> _TEXT UNDER STUDY_:
++++

The recognition pattern of the protonated cyclic polyamines by highly charged InsP6 species is worth comparing to already known behavior of linear polyamines, in order to explore the influence of the macrocyclic effect on the interaction and selectivity, as observed for other polyanions.24,26 Since cyclic polyamines have been considered to mimic the active site of some anion binding proteins, the determination of the main parameters that influence the interaction is especially relevant. However, the interaction of InsP6 with cyclic polyamines in solution has not been systematically studied so far. Very recent reports have concluded, from the large variation in the pH value observed when mixing InsP6 with two different macrocyclic polyamines, that the interaction is strong and dominated by an interplay of electrostatic and hydrogen bond formation.28,29 In this work, we explore the solution chemistry of InsP6 in the presence of various cyclic polyamines (1,4,7,10-tetra-azacyclododecane, 12N4; 1,4,7,10-tetra-azacyclotridecane, 13N4; 1,4,7,10,13,16-hexaazacyclooctadecane, 18N6; 1,4,7-trimethyl-1,4,7,10,13,16,19-heptaazacycloheneicosane, Me321N7; 1,4,7,10,13,16,19,22-octaazacyclotetracosane, 24N8, Fig. 1(c)) via potentiometry at 25.0 °C in 0.15 M NaClO4. The results are discussed with the help of computational tools applied on selected systems in order to shed light on the structural and electronic features of the recognition driving forces.
The protonation constants of the smaller polyamines (12N4 and 13N4) had not been determined previously under the same experimental conditions of this work.25 So, they were measured by four and two potentiometric titrations, respectively (ca. 200 experimental points each), using total concentrations of polyamines in the interval 1–2 mM. The protonation constants of rest of the polyamines (18N6, Me321N7 and 24N8) were taken from previous reports,30,32,33 all of which were obtained under exactly the same experimental conditions of this work (Table S1, ESI†). The protonation constants of InsP6 were also measured in the present work by seven potentiometric titrations in the total concentration interval 0.5–2 mM (ca. 200 experimental points each). Then, the behavior of InsP6 in the presence of the polyamines was analyzed through two to six potentiometric titrations (ca. 200 experimental points each) depending on the complexity of each system, with the total concentration of InsP6 ranging from 0.5 to 1.5 mM and polyamines to InsP6 total molar ratios varying from 0.5:1 to 2:1. The pH interval from 2.0 to 10 was covered.

++++

> _DATASET CONTENT_:
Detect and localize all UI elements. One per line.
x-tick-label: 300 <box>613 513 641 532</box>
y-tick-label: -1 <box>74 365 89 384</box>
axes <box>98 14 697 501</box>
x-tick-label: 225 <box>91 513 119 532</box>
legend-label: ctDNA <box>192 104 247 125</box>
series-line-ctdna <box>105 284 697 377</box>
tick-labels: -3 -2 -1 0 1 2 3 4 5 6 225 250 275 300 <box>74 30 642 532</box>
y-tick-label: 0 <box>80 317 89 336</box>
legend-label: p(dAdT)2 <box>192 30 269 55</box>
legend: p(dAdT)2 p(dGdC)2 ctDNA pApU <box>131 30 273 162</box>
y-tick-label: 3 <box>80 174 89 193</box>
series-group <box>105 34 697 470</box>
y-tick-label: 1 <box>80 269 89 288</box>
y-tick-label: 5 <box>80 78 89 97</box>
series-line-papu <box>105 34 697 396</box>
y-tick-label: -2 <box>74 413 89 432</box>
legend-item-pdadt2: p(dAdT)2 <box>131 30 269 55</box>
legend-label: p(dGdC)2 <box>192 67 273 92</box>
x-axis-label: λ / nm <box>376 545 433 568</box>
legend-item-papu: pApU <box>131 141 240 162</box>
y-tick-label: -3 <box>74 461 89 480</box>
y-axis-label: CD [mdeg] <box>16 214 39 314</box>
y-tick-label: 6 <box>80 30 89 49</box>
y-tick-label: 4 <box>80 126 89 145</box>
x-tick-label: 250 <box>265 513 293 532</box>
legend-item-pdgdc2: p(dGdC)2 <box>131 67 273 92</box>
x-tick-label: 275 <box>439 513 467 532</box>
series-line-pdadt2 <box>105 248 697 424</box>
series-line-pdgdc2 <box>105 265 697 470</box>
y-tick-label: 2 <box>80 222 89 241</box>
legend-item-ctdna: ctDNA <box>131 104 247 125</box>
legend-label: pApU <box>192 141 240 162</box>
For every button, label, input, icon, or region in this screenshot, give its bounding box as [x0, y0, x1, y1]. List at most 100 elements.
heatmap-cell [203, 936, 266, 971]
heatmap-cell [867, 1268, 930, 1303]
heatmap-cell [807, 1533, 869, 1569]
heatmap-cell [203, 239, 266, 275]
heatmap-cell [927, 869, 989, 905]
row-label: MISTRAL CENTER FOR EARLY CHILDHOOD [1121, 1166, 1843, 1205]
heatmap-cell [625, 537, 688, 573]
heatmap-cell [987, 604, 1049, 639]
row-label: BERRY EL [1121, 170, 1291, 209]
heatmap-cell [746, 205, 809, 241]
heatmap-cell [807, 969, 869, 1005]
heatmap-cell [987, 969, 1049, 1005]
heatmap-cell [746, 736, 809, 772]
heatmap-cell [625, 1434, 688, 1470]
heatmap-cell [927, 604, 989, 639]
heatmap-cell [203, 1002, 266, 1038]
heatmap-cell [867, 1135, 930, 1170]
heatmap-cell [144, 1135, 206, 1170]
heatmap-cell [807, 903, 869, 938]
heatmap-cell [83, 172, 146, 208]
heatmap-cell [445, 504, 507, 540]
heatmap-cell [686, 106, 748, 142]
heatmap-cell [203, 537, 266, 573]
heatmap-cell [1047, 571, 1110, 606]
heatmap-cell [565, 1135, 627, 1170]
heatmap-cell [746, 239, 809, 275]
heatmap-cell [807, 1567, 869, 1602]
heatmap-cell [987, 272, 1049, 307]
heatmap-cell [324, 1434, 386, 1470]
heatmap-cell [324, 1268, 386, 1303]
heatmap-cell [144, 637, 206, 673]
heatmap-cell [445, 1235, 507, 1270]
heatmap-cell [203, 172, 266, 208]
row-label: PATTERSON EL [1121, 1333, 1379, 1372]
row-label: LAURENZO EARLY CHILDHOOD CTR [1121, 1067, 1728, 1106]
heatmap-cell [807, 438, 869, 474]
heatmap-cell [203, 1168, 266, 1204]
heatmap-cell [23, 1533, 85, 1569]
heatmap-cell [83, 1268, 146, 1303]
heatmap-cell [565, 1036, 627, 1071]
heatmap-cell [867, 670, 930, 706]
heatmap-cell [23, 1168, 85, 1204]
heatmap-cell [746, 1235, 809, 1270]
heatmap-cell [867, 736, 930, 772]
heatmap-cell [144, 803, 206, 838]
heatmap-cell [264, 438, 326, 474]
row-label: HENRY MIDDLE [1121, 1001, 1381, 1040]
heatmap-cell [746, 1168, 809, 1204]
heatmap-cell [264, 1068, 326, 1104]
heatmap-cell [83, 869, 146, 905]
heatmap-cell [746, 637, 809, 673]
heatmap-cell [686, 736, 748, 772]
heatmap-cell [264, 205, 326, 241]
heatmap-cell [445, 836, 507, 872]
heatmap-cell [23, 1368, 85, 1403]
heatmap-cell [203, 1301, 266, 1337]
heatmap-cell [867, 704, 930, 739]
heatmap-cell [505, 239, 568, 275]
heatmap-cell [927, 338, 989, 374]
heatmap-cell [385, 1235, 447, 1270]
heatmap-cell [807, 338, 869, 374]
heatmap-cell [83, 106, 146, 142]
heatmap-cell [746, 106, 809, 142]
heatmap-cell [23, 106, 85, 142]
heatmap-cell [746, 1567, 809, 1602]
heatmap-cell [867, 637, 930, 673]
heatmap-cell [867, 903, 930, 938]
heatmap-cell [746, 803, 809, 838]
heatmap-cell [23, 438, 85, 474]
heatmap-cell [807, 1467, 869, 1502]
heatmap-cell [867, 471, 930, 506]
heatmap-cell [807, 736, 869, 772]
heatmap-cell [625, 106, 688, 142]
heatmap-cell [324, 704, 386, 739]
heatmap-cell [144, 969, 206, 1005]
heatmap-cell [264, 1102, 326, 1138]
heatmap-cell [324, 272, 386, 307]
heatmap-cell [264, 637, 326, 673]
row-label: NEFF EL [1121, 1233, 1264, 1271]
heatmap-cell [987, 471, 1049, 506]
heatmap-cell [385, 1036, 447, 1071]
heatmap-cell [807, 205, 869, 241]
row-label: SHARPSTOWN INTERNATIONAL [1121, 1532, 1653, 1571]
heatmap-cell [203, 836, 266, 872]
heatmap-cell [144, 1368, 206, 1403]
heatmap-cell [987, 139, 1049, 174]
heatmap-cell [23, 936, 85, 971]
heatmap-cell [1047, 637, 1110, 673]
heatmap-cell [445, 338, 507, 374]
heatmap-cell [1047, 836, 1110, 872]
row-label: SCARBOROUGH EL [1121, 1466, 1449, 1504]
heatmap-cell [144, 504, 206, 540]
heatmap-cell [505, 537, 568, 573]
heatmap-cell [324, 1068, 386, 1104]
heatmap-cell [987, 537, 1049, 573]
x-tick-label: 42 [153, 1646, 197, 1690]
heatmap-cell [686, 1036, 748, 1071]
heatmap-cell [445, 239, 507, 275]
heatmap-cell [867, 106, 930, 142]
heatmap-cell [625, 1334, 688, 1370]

++++

From the passage on InsP6 and cyclic polyamines, list every cyclic polyamine studied, giving each abbreviation together with its full chemical name.

> _TASK ANSWER_:
- 12N4: 1,4,7,10-tetra-azacyclododecane
- 13N4: 1,4,7,10-tetra-azacyclotridecane
- 18N6: 1,4,7,10,13,16-hexaazacyclooctadecane
- Me321N7: 1,4,7-trimethyl-1,4,7,10,13,16,19-heptaazacycloheneicosane
- 24N8: 1,4,7,10,13,16,19,22-octaazacyclotetracosane